▸ Selected excerpt:
==================================================

- Business Management
- Husbandry & Welfare
- Grazing Management
Predation can impact a goat enterprise at any stage in the production cycle, especially when wild dogs are the main predator; however it is kids that are most vulnerable.
After birthing does tend to plant their kids and graze off, only returning periodically to feed and nurture the kids. This behaviour persists for several weeks before the kid begins grazing with the doe and it is during these early stages that the kids are most vulnerable.
The success of the breeding cycle and kid survival is highly dependent on seasonal conditions and predation.
Where possible, kidding should occur in paddocks that offer cover to escape predators and shelter from inclement weather. Common predators of kids are wild dogs, foxes, pigs and eagles.
Controlling predators can be a costly and time consuming activity but in many areas forms a critical part of running a viable rangeland goat enterprise.
Efforts to control wild dogs, foxes and pigs involve baiting, trapping and shooting, with a combination of some or all of these activities often being the most successful approach.

==================================================

▸ Entries provided:
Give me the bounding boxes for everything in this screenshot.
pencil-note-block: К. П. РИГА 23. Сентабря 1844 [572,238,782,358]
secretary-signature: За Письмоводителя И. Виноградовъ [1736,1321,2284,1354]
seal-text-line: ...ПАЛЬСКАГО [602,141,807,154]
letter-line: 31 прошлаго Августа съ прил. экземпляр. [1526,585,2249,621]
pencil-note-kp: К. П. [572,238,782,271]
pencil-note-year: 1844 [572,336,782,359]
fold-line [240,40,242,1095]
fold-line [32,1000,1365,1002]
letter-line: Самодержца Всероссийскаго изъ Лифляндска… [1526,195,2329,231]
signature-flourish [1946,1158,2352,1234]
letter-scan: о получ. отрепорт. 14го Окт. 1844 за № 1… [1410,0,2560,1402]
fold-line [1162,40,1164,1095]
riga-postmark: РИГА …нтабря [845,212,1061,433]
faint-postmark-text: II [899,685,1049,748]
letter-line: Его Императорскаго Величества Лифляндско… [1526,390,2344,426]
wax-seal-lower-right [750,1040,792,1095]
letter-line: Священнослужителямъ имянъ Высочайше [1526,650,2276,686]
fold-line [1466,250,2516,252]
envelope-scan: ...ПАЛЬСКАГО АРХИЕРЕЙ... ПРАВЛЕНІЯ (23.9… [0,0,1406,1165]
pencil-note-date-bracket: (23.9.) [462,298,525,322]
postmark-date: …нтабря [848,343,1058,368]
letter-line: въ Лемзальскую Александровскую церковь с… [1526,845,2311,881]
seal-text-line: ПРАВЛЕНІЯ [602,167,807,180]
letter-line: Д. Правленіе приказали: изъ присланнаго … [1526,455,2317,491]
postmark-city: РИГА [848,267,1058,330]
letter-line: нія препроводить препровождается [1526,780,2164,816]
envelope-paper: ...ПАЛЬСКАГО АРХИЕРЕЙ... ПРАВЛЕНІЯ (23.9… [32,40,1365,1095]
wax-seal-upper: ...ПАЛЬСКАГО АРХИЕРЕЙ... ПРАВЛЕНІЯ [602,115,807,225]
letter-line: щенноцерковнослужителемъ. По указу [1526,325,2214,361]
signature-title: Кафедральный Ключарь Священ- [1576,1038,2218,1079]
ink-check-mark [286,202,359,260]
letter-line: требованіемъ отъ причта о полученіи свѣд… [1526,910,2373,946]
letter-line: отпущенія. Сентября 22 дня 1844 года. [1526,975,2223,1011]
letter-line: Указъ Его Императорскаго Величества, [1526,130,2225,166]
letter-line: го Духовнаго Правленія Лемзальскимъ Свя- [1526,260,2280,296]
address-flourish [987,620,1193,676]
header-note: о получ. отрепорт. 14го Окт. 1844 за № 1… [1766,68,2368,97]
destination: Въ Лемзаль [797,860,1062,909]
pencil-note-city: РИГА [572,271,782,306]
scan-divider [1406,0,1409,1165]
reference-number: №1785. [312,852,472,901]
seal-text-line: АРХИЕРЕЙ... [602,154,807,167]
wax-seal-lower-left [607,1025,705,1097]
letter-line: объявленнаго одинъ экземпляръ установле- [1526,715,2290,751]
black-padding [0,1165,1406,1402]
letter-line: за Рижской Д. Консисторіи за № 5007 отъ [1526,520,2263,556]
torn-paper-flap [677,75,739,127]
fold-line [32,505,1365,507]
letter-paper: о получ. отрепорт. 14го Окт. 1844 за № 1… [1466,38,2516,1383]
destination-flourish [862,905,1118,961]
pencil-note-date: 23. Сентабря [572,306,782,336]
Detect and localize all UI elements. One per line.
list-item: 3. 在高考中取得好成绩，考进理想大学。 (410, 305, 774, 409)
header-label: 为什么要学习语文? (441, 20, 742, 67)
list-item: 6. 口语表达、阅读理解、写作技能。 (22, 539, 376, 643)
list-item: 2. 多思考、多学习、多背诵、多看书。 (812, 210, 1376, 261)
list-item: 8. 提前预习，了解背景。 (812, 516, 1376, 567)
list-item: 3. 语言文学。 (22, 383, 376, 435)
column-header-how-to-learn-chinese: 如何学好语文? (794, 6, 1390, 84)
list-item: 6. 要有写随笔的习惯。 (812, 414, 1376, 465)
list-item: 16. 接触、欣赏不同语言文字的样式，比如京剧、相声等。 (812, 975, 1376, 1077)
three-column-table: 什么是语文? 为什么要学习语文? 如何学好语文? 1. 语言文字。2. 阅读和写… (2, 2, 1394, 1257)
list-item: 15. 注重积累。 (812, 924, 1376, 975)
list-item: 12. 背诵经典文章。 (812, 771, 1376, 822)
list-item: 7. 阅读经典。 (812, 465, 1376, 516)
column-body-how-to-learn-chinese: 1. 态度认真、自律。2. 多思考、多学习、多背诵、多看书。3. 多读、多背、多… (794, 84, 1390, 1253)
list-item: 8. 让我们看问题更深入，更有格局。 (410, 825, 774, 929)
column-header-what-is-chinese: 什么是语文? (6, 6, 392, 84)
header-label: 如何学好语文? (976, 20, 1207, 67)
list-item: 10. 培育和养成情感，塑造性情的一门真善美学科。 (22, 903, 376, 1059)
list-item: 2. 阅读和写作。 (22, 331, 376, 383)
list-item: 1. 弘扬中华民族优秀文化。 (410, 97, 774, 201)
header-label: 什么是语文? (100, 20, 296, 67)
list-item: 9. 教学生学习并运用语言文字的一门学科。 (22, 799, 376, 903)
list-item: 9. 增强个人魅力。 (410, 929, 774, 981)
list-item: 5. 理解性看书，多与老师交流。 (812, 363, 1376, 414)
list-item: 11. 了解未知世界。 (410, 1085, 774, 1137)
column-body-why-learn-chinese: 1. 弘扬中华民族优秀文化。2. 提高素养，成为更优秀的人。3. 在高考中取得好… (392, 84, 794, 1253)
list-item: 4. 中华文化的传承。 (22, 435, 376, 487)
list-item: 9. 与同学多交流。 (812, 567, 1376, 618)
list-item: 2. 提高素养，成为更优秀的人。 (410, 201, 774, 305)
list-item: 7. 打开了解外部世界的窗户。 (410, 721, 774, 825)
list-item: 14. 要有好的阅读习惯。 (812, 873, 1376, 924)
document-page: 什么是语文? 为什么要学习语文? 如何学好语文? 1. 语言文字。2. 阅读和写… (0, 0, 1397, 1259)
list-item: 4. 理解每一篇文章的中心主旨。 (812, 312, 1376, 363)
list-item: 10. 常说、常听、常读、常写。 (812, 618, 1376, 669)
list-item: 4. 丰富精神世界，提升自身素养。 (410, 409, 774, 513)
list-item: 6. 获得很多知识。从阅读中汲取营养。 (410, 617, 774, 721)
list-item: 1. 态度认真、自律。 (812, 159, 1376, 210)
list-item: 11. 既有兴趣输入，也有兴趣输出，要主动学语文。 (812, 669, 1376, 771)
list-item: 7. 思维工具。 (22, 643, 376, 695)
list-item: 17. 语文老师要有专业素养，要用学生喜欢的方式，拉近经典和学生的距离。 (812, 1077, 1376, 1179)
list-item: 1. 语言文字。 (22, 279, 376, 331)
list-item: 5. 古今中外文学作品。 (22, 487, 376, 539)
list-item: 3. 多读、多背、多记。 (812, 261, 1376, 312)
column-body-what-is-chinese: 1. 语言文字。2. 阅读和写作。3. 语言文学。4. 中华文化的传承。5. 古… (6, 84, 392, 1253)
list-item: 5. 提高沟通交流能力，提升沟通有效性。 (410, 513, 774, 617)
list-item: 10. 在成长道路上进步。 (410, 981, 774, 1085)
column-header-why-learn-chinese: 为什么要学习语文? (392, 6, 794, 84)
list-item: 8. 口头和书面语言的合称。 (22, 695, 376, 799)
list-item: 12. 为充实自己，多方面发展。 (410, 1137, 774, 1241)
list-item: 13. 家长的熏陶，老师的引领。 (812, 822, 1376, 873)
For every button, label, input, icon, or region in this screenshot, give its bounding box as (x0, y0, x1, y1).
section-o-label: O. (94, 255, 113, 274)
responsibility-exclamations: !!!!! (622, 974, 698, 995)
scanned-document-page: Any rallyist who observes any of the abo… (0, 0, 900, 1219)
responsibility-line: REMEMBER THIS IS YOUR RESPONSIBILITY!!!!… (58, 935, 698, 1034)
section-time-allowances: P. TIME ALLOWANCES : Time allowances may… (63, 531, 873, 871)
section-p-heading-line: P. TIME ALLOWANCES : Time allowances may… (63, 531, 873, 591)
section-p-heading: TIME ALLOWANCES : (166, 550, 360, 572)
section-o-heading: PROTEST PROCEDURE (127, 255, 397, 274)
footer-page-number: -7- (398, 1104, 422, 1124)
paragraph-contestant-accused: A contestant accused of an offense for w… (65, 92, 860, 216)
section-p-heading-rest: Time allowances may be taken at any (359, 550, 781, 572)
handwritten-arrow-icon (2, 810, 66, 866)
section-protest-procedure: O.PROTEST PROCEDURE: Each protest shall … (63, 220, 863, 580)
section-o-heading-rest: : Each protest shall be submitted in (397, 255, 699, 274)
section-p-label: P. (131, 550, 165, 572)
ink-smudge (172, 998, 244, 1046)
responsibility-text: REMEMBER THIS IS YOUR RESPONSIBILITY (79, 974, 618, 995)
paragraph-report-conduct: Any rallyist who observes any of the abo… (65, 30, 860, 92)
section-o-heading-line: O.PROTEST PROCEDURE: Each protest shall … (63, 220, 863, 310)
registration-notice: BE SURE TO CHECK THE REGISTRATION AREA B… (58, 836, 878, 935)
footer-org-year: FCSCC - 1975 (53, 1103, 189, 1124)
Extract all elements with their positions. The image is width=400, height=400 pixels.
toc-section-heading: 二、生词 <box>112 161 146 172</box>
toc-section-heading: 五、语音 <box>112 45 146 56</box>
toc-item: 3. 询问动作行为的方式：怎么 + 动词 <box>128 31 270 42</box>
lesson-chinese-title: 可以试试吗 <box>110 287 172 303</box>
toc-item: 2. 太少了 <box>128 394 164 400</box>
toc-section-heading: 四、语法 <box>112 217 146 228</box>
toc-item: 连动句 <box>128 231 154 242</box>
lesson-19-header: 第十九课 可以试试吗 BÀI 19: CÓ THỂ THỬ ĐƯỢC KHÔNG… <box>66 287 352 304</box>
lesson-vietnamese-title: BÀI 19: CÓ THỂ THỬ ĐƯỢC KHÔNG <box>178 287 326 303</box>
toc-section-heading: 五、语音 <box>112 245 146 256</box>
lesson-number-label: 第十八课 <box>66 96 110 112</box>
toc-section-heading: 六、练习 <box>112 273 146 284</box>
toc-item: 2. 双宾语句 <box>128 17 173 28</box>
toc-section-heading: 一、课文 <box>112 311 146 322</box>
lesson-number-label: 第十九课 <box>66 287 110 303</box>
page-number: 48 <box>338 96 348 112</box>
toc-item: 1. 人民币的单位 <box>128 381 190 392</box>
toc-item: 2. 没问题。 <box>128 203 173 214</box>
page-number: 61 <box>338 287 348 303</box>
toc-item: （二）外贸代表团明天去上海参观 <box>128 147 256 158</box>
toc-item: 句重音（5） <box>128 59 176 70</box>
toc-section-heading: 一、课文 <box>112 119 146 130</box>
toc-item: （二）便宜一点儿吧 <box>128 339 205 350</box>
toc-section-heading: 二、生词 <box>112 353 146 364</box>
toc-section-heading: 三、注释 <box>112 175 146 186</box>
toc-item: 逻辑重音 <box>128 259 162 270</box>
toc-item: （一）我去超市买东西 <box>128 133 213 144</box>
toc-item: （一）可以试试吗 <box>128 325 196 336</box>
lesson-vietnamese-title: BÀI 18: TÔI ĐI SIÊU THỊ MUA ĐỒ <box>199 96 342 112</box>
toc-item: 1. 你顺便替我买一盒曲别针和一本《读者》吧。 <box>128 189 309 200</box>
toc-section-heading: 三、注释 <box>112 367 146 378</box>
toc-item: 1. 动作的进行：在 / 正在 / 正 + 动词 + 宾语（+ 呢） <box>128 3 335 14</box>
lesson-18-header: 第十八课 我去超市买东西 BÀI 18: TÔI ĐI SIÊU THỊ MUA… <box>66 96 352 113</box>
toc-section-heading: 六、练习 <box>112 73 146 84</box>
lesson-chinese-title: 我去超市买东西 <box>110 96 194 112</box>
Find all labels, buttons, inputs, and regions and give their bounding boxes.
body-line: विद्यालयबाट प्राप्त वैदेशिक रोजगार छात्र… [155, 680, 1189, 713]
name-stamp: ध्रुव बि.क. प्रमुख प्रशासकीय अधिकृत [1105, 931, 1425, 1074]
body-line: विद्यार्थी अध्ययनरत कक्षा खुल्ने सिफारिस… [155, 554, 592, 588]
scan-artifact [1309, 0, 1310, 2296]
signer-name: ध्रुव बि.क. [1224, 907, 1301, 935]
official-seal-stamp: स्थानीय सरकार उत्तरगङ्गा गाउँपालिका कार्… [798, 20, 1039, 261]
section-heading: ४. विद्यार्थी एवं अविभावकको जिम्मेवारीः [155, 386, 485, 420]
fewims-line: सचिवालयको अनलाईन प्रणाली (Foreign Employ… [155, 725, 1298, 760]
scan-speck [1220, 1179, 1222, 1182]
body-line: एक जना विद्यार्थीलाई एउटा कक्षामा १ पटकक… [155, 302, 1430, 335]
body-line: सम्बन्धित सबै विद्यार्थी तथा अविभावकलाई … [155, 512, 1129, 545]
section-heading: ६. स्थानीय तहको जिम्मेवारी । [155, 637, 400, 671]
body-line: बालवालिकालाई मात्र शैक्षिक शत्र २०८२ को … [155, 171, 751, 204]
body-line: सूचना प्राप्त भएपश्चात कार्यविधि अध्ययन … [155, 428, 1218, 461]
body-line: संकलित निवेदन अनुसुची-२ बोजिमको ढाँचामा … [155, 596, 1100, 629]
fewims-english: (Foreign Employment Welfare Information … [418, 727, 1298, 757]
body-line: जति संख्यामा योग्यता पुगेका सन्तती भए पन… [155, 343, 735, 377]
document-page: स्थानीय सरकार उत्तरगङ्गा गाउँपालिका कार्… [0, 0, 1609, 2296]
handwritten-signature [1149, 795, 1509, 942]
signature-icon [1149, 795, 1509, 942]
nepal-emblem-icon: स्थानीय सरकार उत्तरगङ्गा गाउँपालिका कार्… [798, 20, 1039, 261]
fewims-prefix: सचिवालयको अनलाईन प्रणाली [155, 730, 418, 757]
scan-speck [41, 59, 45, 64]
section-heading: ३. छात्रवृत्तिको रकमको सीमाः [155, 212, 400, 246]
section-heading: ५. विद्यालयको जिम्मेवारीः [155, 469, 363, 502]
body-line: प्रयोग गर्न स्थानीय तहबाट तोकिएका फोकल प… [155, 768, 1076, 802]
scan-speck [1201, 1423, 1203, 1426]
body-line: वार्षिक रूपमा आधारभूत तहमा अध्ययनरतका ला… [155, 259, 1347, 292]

==================================================

▸ Exercise 1: Reproduce the passage of the goat predation text starting with "After birthing does" and going on through "kids are most vulnerable.".
▸ Exercise 2: According to the goat predation text, why are kids most vulnerable during the first several weeks after birth? Answer in one to three sentences.
▸ Exercise 3:
Decide whether each statement agrees with the goat predation text. Answer yes or no for each, and quote the words of the text that decide it.
(a) Eagles are among the common predators of kids.
(b) A single control method is usually the most successful way to control wild dogs, foxes and pigs.
(c) Does stay with their kids constantly during the first weeks after birth.

▸ Response box 1:
After birthing does tend to plant their kids and graze off, only returning periodically to feed and nurture the kids. This behaviour persists for several weeks before the kid begins grazing with the doe and it is during these early stages that the kids are most vulnerable.

▸ Response box 2: After birthing, does tend to plant their kids and graze off, returning only periodically to feed and nurture them. This behavior lasts for several weeks before the kid begins grazing with the doe.

▸ Response box 3:
(a) Yes: "Common predators of kids are wild dogs, foxes, pigs and eagles."
(b) No: "with a combination of some or all of these activities often being the most successful approach."
(c) No: "After birthing does tend to plant their kids and graze off, only returning periodically to feed and nurture the kids."